RECORDS FOR THIS TASK –

○ ○ ○

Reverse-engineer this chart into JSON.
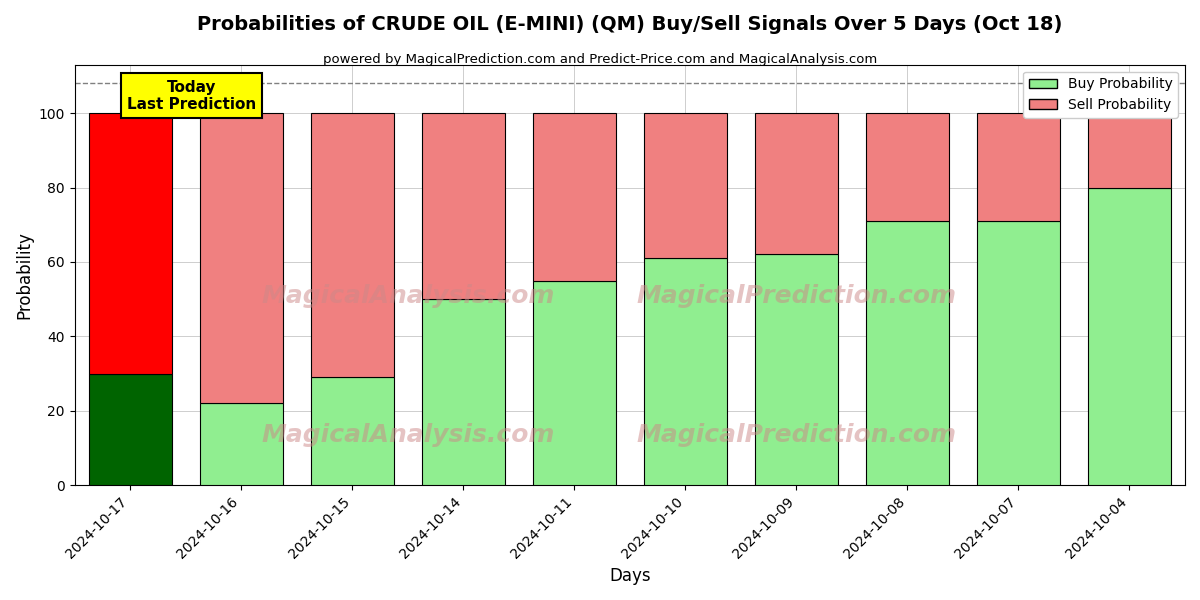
{
  "title": "Probabilities of CRUDE OIL (E-MINI) (QM) Buy/Sell Signals Over 5 Days (Oct 18)",
  "subtitle": "powered by MagicalPrediction.com and Predict-Price.com and MagicalAnalysis.com",
  "xlabel": "Days",
  "ylabel": "Probability",
  "categories": [
    "2024-10-17",
    "2024-10-16",
    "2024-10-15",
    "2024-10-14",
    "2024-10-11",
    "2024-10-10",
    "2024-10-09",
    "2024-10-08",
    "2024-10-07",
    "2024-10-04"
  ],
  "buy_values": [
    30,
    22,
    29,
    50,
    55,
    61,
    62,
    71,
    71,
    80
  ],
  "sell_values": [
    70,
    78,
    71,
    50,
    45,
    39,
    38,
    29,
    29,
    20
  ],
  "today_bar_buy_color": "#006400",
  "today_bar_sell_color": "#FF0000",
  "other_bar_buy_color": "#90EE90",
  "other_bar_sell_color": "#F08080",
  "today_label_bg": "#FFFF00",
  "today_label_text": "Today\nLast Prediction",
  "legend_buy_label": "Buy Probability",
  "legend_sell_label": "Sell Probability",
  "ylim": [
    0,
    113
  ],
  "dashed_line_y": 108,
  "background_color": "#ffffff",
  "grid_color": "#bbbbbb"
}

○ ○ ○

Write every record out again exactly; no pictures belong in the copy.

SOLUTION BELOW –
Reverse-engineer this chart into JSON.
{
  "title": "Probabilities of CRUDE OIL (E-MINI) (QM) Buy/Sell Signals Over 5 Days (Oct 18)",
  "subtitle": "powered by MagicalPrediction.com and Predict-Price.com and MagicalAnalysis.com",
  "xlabel": "Days",
  "ylabel": "Probability",
  "categories": [
    "2024-10-17",
    "2024-10-16",
    "2024-10-15",
    "2024-10-14",
    "2024-10-11",
    "2024-10-10",
    "2024-10-09",
    "2024-10-08",
    "2024-10-07",
    "2024-10-04"
  ],
  "buy_values": [
    30,
    22,
    29,
    50,
    55,
    61,
    62,
    71,
    71,
    80
  ],
  "sell_values": [
    70,
    78,
    71,
    50,
    45,
    39,
    38,
    29,
    29,
    20
  ],
  "today_bar_buy_color": "#006400",
  "today_bar_sell_color": "#FF0000",
  "other_bar_buy_color": "#90EE90",
  "other_bar_sell_color": "#F08080",
  "today_label_bg": "#FFFF00",
  "today_label_text": "Today\nLast Prediction",
  "legend_buy_label": "Buy Probability",
  "legend_sell_label": "Sell Probability",
  "ylim": [
    0,
    113
  ],
  "dashed_line_y": 108,
  "background_color": "#ffffff",
  "grid_color": "#bbbbbb"
}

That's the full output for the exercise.